/---

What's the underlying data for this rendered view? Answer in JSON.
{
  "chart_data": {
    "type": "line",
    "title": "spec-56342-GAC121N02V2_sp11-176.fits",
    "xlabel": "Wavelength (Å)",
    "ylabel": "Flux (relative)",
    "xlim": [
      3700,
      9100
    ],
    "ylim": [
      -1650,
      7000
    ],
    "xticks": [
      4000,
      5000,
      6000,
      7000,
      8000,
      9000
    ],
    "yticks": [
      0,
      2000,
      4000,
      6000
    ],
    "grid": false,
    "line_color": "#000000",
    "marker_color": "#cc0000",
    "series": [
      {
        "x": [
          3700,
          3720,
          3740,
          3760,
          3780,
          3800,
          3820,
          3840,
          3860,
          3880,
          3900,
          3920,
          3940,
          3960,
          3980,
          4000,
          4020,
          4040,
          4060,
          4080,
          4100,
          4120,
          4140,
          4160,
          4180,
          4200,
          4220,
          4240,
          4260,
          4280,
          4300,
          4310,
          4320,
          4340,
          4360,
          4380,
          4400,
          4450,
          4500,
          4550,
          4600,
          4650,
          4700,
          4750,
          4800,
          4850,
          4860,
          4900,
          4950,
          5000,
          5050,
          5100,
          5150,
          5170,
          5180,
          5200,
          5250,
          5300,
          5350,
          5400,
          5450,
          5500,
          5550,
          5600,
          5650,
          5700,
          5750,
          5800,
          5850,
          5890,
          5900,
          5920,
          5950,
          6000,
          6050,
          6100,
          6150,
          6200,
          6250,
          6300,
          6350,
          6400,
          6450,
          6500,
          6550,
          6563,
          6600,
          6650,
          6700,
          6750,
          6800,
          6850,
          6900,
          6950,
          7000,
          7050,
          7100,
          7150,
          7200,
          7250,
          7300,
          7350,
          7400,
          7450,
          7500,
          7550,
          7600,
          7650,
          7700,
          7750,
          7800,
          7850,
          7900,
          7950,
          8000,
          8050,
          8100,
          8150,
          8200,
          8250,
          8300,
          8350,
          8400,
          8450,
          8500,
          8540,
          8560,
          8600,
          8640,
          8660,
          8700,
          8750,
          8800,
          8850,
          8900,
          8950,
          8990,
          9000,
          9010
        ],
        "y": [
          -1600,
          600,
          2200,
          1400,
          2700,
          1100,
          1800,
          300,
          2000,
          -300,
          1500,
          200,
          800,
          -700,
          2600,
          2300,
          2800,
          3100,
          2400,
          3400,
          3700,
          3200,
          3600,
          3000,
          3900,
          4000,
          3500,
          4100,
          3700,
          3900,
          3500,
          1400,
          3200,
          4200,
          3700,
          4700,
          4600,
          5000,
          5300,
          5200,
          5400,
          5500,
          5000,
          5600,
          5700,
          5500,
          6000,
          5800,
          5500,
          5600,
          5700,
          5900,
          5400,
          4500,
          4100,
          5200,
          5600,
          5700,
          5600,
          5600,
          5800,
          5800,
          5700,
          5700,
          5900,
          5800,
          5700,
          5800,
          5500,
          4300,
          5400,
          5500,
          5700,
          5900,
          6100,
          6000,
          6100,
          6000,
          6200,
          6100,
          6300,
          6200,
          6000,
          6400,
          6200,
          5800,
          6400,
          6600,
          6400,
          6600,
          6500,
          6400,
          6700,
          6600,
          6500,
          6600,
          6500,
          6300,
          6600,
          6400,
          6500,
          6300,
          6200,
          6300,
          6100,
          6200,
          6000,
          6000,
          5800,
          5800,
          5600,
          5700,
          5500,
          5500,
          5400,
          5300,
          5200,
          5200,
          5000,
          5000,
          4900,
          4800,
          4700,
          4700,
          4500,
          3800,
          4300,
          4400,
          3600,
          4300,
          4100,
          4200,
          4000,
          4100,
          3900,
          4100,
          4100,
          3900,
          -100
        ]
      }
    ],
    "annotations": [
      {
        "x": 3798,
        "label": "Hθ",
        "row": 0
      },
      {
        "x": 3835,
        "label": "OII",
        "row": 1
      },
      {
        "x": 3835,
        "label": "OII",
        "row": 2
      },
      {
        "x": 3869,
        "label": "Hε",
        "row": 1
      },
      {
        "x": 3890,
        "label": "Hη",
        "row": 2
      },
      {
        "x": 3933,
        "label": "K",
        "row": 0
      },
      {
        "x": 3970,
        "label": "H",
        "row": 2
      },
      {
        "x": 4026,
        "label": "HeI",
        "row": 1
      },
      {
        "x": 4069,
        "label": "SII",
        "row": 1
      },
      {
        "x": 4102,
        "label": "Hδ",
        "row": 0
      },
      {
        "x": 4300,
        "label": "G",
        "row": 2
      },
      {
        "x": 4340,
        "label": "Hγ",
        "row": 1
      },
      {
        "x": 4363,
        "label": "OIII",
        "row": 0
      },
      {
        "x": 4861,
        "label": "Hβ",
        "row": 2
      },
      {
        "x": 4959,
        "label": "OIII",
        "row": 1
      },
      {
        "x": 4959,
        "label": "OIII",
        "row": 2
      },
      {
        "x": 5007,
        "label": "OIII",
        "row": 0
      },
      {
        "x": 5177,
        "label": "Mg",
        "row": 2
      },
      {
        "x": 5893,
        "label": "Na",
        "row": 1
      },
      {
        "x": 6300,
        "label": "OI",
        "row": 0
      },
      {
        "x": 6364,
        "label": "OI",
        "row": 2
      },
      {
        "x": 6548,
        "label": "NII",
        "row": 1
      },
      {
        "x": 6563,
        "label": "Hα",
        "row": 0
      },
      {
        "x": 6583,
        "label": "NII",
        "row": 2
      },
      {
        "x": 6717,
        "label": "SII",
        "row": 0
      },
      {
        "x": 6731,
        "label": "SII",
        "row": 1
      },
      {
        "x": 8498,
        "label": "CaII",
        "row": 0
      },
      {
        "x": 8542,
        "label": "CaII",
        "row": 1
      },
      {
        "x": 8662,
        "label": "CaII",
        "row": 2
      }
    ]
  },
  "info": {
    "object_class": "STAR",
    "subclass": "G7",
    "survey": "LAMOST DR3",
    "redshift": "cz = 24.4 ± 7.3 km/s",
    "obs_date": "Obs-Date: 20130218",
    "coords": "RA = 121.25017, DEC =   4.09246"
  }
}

\---

Extract, word for word, each line of the listing above.

What's the underlying data for this rendered view? Answer in JSON.
{
  "chart_data": {
    "type": "line",
    "title": "spec-56342-GAC121N02V2_sp11-176.fits",
    "xlabel": "Wavelength (Å)",
    "ylabel": "Flux (relative)",
    "xlim": [
      3700,
      9100
    ],
    "ylim": [
      -1650,
      7000
    ],
    "xticks": [
      4000,
      5000,
      6000,
      7000,
      8000,
      9000
    ],
    "yticks": [
      0,
      2000,
      4000,
      6000
    ],
    "grid": false,
    "line_color": "#000000",
    "marker_color": "#cc0000",
    "series": [
      {
        "x": [
          3700,
          3720,
          3740,
          3760,
          3780,
          3800,
          3820,
          3840,
          3860,
          3880,
          3900,
          3920,
          3940,
          3960,
          3980,
          4000,
          4020,
          4040,
          4060,
          4080,
          4100,
          4120,
          4140,
          4160,
          4180,
          4200,
          4220,
          4240,
          4260,
          4280,
          4300,
          4310,
          4320,
          4340,
          4360,
          4380,
          4400,
          4450,
          4500,
          4550,
          4600,
          4650,
          4700,
          4750,
          4800,
          4850,
          4860,
          4900,
          4950,
          5000,
          5050,
          5100,
          5150,
          5170,
          5180,
          5200,
          5250,
          5300,
          5350,
          5400,
          5450,
          5500,
          5550,
          5600,
          5650,
          5700,
          5750,
          5800,
          5850,
          5890,
          5900,
          5920,
          5950,
          6000,
          6050,
          6100,
          6150,
          6200,
          6250,
          6300,
          6350,
          6400,
          6450,
          6500,
          6550,
          6563,
          6600,
          6650,
          6700,
          6750,
          6800,
          6850,
          6900,
          6950,
          7000,
          7050,
          7100,
          7150,
          7200,
          7250,
          7300,
          7350,
          7400,
          7450,
          7500,
          7550,
          7600,
          7650,
          7700,
          7750,
          7800,
          7850,
          7900,
          7950,
          8000,
          8050,
          8100,
          8150,
          8200,
          8250,
          8300,
          8350,
          8400,
          8450,
          8500,
          8540,
          8560,
          8600,
          8640,
          8660,
          8700,
          8750,
          8800,
          8850,
          8900,
          8950,
          8990,
          9000,
          9010
        ],
        "y": [
          -1600,
          600,
          2200,
          1400,
          2700,
          1100,
          1800,
          300,
          2000,
          -300,
          1500,
          200,
          800,
          -700,
          2600,
          2300,
          2800,
          3100,
          2400,
          3400,
          3700,
          3200,
          3600,
          3000,
          3900,
          4000,
          3500,
          4100,
          3700,
          3900,
          3500,
          1400,
          3200,
          4200,
          3700,
          4700,
          4600,
          5000,
          5300,
          5200,
          5400,
          5500,
          5000,
          5600,
          5700,
          5500,
          6000,
          5800,
          5500,
          5600,
          5700,
          5900,
          5400,
          4500,
          4100,
          5200,
          5600,
          5700,
          5600,
          5600,
          5800,
          5800,
          5700,
          5700,
          5900,
          5800,
          5700,
          5800,
          5500,
          4300,
          5400,
          5500,
          5700,
          5900,
          6100,
          6000,
          6100,
          6000,
          6200,
          6100,
          6300,
          6200,
          6000,
          6400,
          6200,
          5800,
          6400,
          6600,
          6400,
          6600,
          6500,
          6400,
          6700,
          6600,
          6500,
          6600,
          6500,
          6300,
          6600,
          6400,
          6500,
          6300,
          6200,
          6300,
          6100,
          6200,
          6000,
          6000,
          5800,
          5800,
          5600,
          5700,
          5500,
          5500,
          5400,
          5300,
          5200,
          5200,
          5000,
          5000,
          4900,
          4800,
          4700,
          4700,
          4500,
          3800,
          4300,
          4400,
          3600,
          4300,
          4100,
          4200,
          4000,
          4100,
          3900,
          4100,
          4100,
          3900,
          -100
        ]
      }
    ],
    "annotations": [
      {
        "x": 3798,
        "label": "Hθ",
        "row": 0
      },
      {
        "x": 3835,
        "label": "OII",
        "row": 1
      },
      {
        "x": 3835,
        "label": "OII",
        "row": 2
      },
      {
        "x": 3869,
        "label": "Hε",
        "row": 1
      },
      {
        "x": 3890,
        "label": "Hη",
        "row": 2
      },
      {
        "x": 3933,
        "label": "K",
        "row": 0
      },
      {
        "x": 3970,
        "label": "H",
        "row": 2
      },
      {
        "x": 4026,
        "label": "HeI",
        "row": 1
      },
      {
        "x": 4069,
        "label": "SII",
        "row": 1
      },
      {
        "x": 4102,
        "label": "Hδ",
        "row": 0
      },
      {
        "x": 4300,
        "label": "G",
        "row": 2
      },
      {
        "x": 4340,
        "label": "Hγ",
        "row": 1
      },
      {
        "x": 4363,
        "label": "OIII",
        "row": 0
      },
      {
        "x": 4861,
        "label": "Hβ",
        "row": 2
      },
      {
        "x": 4959,
        "label": "OIII",
        "row": 1
      },
      {
        "x": 4959,
        "label": "OIII",
        "row": 2
      },
      {
        "x": 5007,
        "label": "OIII",
        "row": 0
      },
      {
        "x": 5177,
        "label": "Mg",
        "row": 2
      },
      {
        "x": 5893,
        "label": "Na",
        "row": 1
      },
      {
        "x": 6300,
        "label": "OI",
        "row": 0
      },
      {
        "x": 6364,
        "label": "OI",
        "row": 2
      },
      {
        "x": 6548,
        "label": "NII",
        "row": 1
      },
      {
        "x": 6563,
        "label": "Hα",
        "row": 0
      },
      {
        "x": 6583,
        "label": "NII",
        "row": 2
      },
      {
        "x": 6717,
        "label": "SII",
        "row": 0
      },
      {
        "x": 6731,
        "label": "SII",
        "row": 1
      },
      {
        "x": 8498,
        "label": "CaII",
        "row": 0
      },
      {
        "x": 8542,
        "label": "CaII",
        "row": 1
      },
      {
        "x": 8662,
        "label": "CaII",
        "row": 2
      }
    ]
  },
  "info": {
    "object_class": "STAR",
    "subclass": "G7",
    "survey": "LAMOST DR3",
    "redshift": "cz = 24.4 ± 7.3 km/s",
    "obs_date": "Obs-Date: 20130218",
    "coords": "RA = 121.25017, DEC =   4.09246"
  }
}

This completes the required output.